==== Excerpted data
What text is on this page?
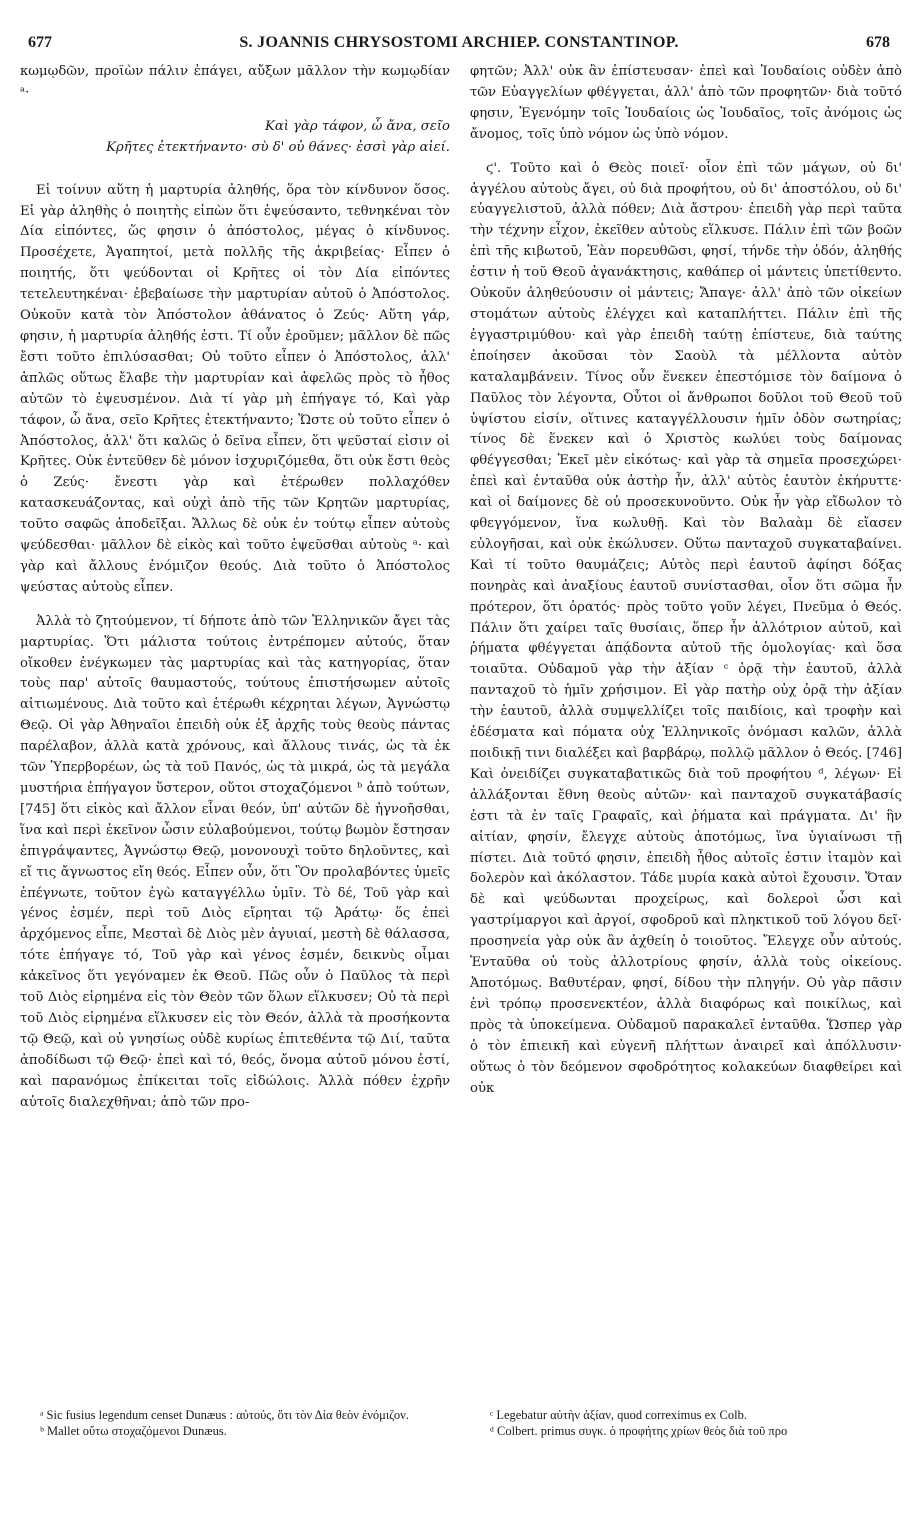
677	S. JOANNIS CHRYSOSTOMI ARCHIEP. CONSTANTINOP.	678

κωμῳδῶν, προϊὼν πάλιν ἐπάγει, αὔξων μᾶλλον τὴν κωμῳδίαν ᵃ·

Καὶ γὰρ τάφον, ὦ ἄνα, σεῖο
Κρῆτες ἐτεκτήναντο· σὺ δ' οὐ θάνες· ἐσσὶ γὰρ αἰεί.

Εἰ τοίνυν αὕτη ἡ μαρτυρία ἀληθής, ὅρα τὸν κίνδυνον ὅσος. Εἰ γὰρ ἀληθὴς ὁ ποιητὴς εἰπὼν ὅτι ἐψεύσαντο, τεθνηκέναι τὸν Δία εἰπόντες, ὥς φησιν ὁ ἀπόστολος, μέγας ὁ κίνδυνος. Προσέχετε, Ἀγαπητοί, μετὰ πολλῆς τῆς ἀκριβείας· Εἶπεν ὁ ποιητής, ὅτι ψεύδονται οἱ Κρῆτες οἱ τὸν Δία εἰπόντες τετελευτηκέναι· ἐβεβαίωσε τὴν μαρτυρίαν αὐτοῦ ὁ Ἀπόστολος. Οὐκοῦν κατὰ τὸν Ἀπόστολον ἀθάνατος ὁ Ζεύς· Αὕτη γάρ, φησιν, ἡ μαρτυρία ἀληθής ἐστι. Τί οὖν ἐροῦμεν; μᾶλλον δὲ πῶς ἔστι τοῦτο ἐπιλύσασθαι; Οὐ τοῦτο εἶπεν ὁ Ἀπόστολος, ἀλλ' ἁπλῶς οὕτως ἔλαβε τὴν μαρτυρίαν καὶ ἀφελῶς πρὸς τὸ ἦθος αὐτῶν τὸ ἐψευσμένον. Διὰ τί γὰρ μὴ ἐπήγαγε τό, Καὶ γὰρ τάφον, ὦ ἄνα, σεῖο Κρῆτες ἐτεκτήναντο; Ὥστε οὐ τοῦτο εἶπεν ὁ Ἀπόστολος, ἀλλ' ὅτι καλῶς ὁ δεῖνα εἶπεν, ὅτι ψεῦσταί εἰσιν οἱ Κρῆτες. Οὐκ ἐντεῦθεν δὲ μόνον ἰσχυριζόμεθα, ὅτι οὐκ ἔστι θεὸς ὁ Ζεύς· ἔνεστι γὰρ καὶ ἑτέρωθεν πολλαχόθεν κατασκευάζοντας, καὶ οὐχὶ ἀπὸ τῆς τῶν Κρητῶν μαρτυρίας, τοῦτο σαφῶς ἀποδεῖξαι. Ἄλλως δὲ οὐκ ἐν τούτῳ εἶπεν αὐτοὺς ψεύδεσθαι· μᾶλλον δὲ εἰκὸς καὶ τοῦτο ἐψεῦσθαι αὐτοὺς ᵃ· καὶ γὰρ καὶ ἄλλους ἐνόμιζον θεούς. Διὰ τοῦτο ὁ Ἀπόστολος ψεύστας αὐτοὺς εἶπεν.

Ἀλλὰ τὸ ζητούμενον, τί δήποτε ἀπὸ τῶν Ἑλληνικῶν ἄγει τὰς μαρτυρίας. Ὅτι μάλιστα τούτοις ἐντρέπομεν αὐτούς, ὅταν οἴκοθεν ἐνέγκωμεν τὰς μαρτυρίας καὶ τὰς κατηγορίας, ὅταν τοὺς παρ' αὐτοῖς θαυμαστούς, τούτους ἐπιστήσωμεν αὐτοῖς αἰτιωμένους. Διὰ τοῦτο καὶ ἑτέρωθι κέχρηται λέγων, Ἀγνώστῳ Θεῷ. Οἱ γὰρ Ἀθηναῖοι ἐπειδὴ οὐκ ἐξ ἀρχῆς τοὺς θεοὺς πάντας παρέλαβον, ἀλλὰ κατὰ χρόνους, καὶ ἄλλους τινάς, ὡς τὰ ἐκ τῶν Ὑπερβορέων, ὡς τὰ τοῦ Πανός, ὡς τὰ μικρά, ὡς τὰ μεγάλα μυστήρια ἐπήγαγον ὕστερον, οὕτοι στοχαζόμενοι ᵇ ἀπὸ τούτων, [745] ὅτι εἰκὸς καὶ ἄλλον εἶναι θεόν, ὑπ' αὐτῶν δὲ ἠγνοῆσθαι, ἵνα καὶ περὶ ἐκεῖνον ὦσιν εὐλαβούμενοι, τούτῳ βωμὸν ἔστησαν ἐπιγράψαντες, Ἀγνώστῳ Θεῷ, μονονουχὶ τοῦτο δηλοῦντες, καὶ εἴ τις ἄγνωστος εἴη θεός. Εἶπεν οὖν, ὅτι Ὃν προλαβόντες ὑμεῖς ἐπέγνωτε, τοῦτον ἐγὼ καταγγέλλω ὑμῖν. Τὸ δέ, Τοῦ γὰρ καὶ γένος ἐσμέν, περὶ τοῦ Διὸς εἴρηται τῷ Ἀράτῳ· ὅς ἐπεὶ ἀρχόμενος εἶπε, Μεσταὶ δὲ Διὸς μὲν ἀγυιαί, μεστὴ δὲ θάλασσα, τότε ἐπήγαγε τό, Τοῦ γὰρ καὶ γένος ἐσμέν, δεικνὺς οἶμαι κἀκεῖνος ὅτι γεγόναμεν ἐκ Θεοῦ. Πῶς οὖν ὁ Παῦλος τὰ περὶ τοῦ Διὸς εἰρημένα εἰς τὸν Θεὸν τῶν ὅλων εἵλκυσεν; Οὐ τὰ περὶ τοῦ Διὸς εἰρημένα εἵλκυσεν εἰς τὸν Θεόν, ἀλλὰ τὰ προσήκοντα τῷ Θεῷ, καὶ οὐ γνησίως οὐδὲ κυρίως ἐπιτεθέντα τῷ Διί, ταῦτα ἀποδίδωσι τῷ Θεῷ· ἐπεὶ καὶ τό, θεός, ὄνομα αὐτοῦ μόνου ἐστί, καὶ παρανόμως ἐπίκειται τοῖς εἰδώλοις. Ἀλλὰ πόθεν ἐχρῆν αὐτοῖς διαλεχθῆναι; ἀπὸ τῶν προ-

φητῶν; Ἀλλ' οὐκ ἂν ἐπίστευσαν· ἐπεὶ καὶ Ἰουδαίοις οὐδὲν ἀπὸ τῶν Εὐαγγελίων φθέγγεται, ἀλλ' ἀπὸ τῶν προφητῶν· διὰ τοῦτό φησιν, Ἐγενόμην τοῖς Ἰουδαίοις ὡς Ἰουδαῖος, τοῖς ἀνόμοις ὡς ἄνομος, τοῖς ὑπὸ νόμον ὡς ὑπὸ νόμον.

ϛ'. Τοῦτο καὶ ὁ Θεὸς ποιεῖ· οἷον ἐπὶ τῶν μάγων, οὐ δι' ἀγγέλου αὐτοὺς ἄγει, οὐ διὰ προφήτου, οὐ δι' ἀποστόλου, οὐ δι' εὐαγγελιστοῦ, ἀλλὰ πόθεν; Διὰ ἄστρου· ἐπειδὴ γὰρ περὶ ταῦτα τὴν τέχνην εἶχον, ἐκεῖθεν αὐτοὺς εἵλκυσε. Πάλιν ἐπὶ τῶν βοῶν ἐπὶ τῆς κιβωτοῦ, Ἐὰν πορευθῶσι, φησί, τήνδε τὴν ὁδόν, ἀληθής ἐστιν ἡ τοῦ Θεοῦ ἀγανάκτησις, καθάπερ οἱ μάντεις ὑπετίθεντο. Οὐκοῦν ἀληθεύουσιν οἱ μάντεις; Ἄπαγε· ἀλλ' ἀπὸ τῶν οἰκείων στομάτων αὐτοὺς ἐλέγχει καὶ καταπλήττει. Πάλιν ἐπὶ τῆς ἐγγαστριμύθου· καὶ γὰρ ἐπειδὴ ταύτῃ ἐπίστευε, διὰ ταύτης ἐποίησεν ἀκοῦσαι τὸν Σαοὺλ τὰ μέλλοντα αὐτὸν καταλαμβάνειν. Τίνος οὖν ἕνεκεν ἐπεστόμισε τὸν δαίμονα ὁ Παῦλος τὸν λέγοντα, Οὗτοι οἱ ἄνθρωποι δοῦλοι τοῦ Θεοῦ τοῦ ὑψίστου εἰσίν, οἵτινες καταγγέλλουσιν ἡμῖν ὁδὸν σωτηρίας; τίνος δὲ ἕνεκεν καὶ ὁ Χριστὸς κωλύει τοὺς δαίμονας φθέγγεσθαι; Ἐκεῖ μὲν εἰκότως· καὶ γὰρ τὰ σημεῖα προσεχώρει· ἐπεὶ καὶ ἐνταῦθα οὐκ ἀστὴρ ἦν, ἀλλ' αὐτὸς ἑαυτὸν ἐκήρυττε· καὶ οἱ δαίμονες δὲ οὐ προσεκυνοῦντο. Οὐκ ἦν γὰρ εἴδωλον τὸ φθεγγόμενον, ἵνα κωλυθῇ. Καὶ τὸν Βαλαὰμ δὲ εἴασεν εὐλογῆσαι, καὶ οὐκ ἐκώλυσεν. Οὕτω πανταχοῦ συγκαταβαίνει. Καὶ τί τοῦτο θαυμάζεις; Αὐτὸς περὶ ἑαυτοῦ ἀφίησι δόξας πονηρὰς καὶ ἀναξίους ἑαυτοῦ συνίστασθαι, οἷον ὅτι σῶμα ἦν πρότερον, ὅτι ὁρατός· πρὸς τοῦτο γοῦν λέγει, Πνεῦμα ὁ Θεός. Πάλιν ὅτι χαίρει ταῖς θυσίαις, ὅπερ ἦν ἀλλότριον αὐτοῦ, καὶ ῥήματα φθέγγεται ἀπᾴδοντα αὐτοῦ τῆς ὁμολογίας· καὶ ὅσα τοιαῦτα. Οὐδαμοῦ γὰρ τὴν ἀξίαν ᶜ ὁρᾷ τὴν ἑαυτοῦ, ἀλλὰ πανταχοῦ τὸ ἡμῖν χρήσιμον. Εἰ γὰρ πατὴρ οὐχ ὁρᾷ τὴν ἀξίαν τὴν ἑαυτοῦ, ἀλλὰ συμψελλίζει τοῖς παιδίοις, καὶ τροφὴν καὶ ἐδέσματα καὶ πόματα οὐχ Ἑλληνικοῖς ὀνόμασι καλῶν, ἀλλὰ ποιδικῇ τινι διαλέξει καὶ βαρβάρῳ, πολλῷ μᾶλλον ὁ Θεός. [746] Καὶ ὀνειδίζει συγκαταβατικῶς διὰ τοῦ προφήτου ᵈ, λέγων· Εἰ ἀλλάξονται ἔθνη θεοὺς αὐτῶν· καὶ πανταχοῦ συγκατάβασίς ἐστι τὰ ἐν ταῖς Γραφαῖς, καὶ ῥήματα καὶ πράγματα. Δι' ἣν αἰτίαν, φησίν, ἔλεγχε αὐτοὺς ἀποτόμως, ἵνα ὑγιαίνωσι τῇ πίστει. Διὰ τοῦτό φησιν, ἐπειδὴ ἦθος αὐτοῖς ἐστιν ἰταμὸν καὶ δολερὸν καὶ ἀκόλαστον. Τάδε μυρία κακὰ αὐτοὶ ἔχουσιν. Ὅταν δὲ καὶ ψεύδωνται προχείρως, καὶ δολεροὶ ὦσι καὶ γαστρίμαργοι καὶ ἀργοί, σφοδροῦ καὶ πληκτικοῦ τοῦ λόγου δεῖ· προσηνεία γὰρ οὐκ ἂν ἀχθείη ὁ τοιοῦτος. Ἔλεγχε οὖν αὐτούς. Ἐνταῦθα οὐ τοὺς ἀλλοτρίους φησίν, ἀλλὰ τοὺς οἰκείους. Ἀποτόμως. Βαθυτέραν, φησί, δίδου τὴν πληγήν. Οὐ γὰρ πᾶσιν ἑνὶ τρόπῳ προσενεκτέον, ἀλλὰ διαφόρως καὶ ποικίλως, καὶ πρὸς τὰ ὑποκείμενα. Οὐδαμοῦ παρακαλεῖ ἐνταῦθα. Ὥσπερ γὰρ ὁ τὸν ἐπιεικῆ καὶ εὐγενῆ πλήττων ἀναιρεῖ καὶ ἀπόλλυσιν· οὕτως ὁ τὸν δεόμενον σφοδρότητος κολακεύων διαφθείρει καὶ οὐκ

ᵃ Sic fusius legendum censet Dunæus : αὐτούς, ὅτι τὸν Δία θεὸν ἐνόμιζον.
ᵇ Mallet οὕτω στοχαζόμενοι Dunæus.
ᶜ Legebatur αὐτὴν ἀξίαν, quod correximus ex Colb.
ᵈ Colbert. primus συγκ. ὁ προφήτης χρίων θεὸς διὰ τοῦ προ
========
**What is expected:** Search the lines above for the string "Dunæus" and copy each line that has it.

**The response:**
ᵃ Sic fusius legendum censet Dunæus : αὐτούς, ὅτι τὸν Δία θεὸν ἐνόμιζον.
ᵇ Mallet οὕτω στοχαζόμενοι Dunæus.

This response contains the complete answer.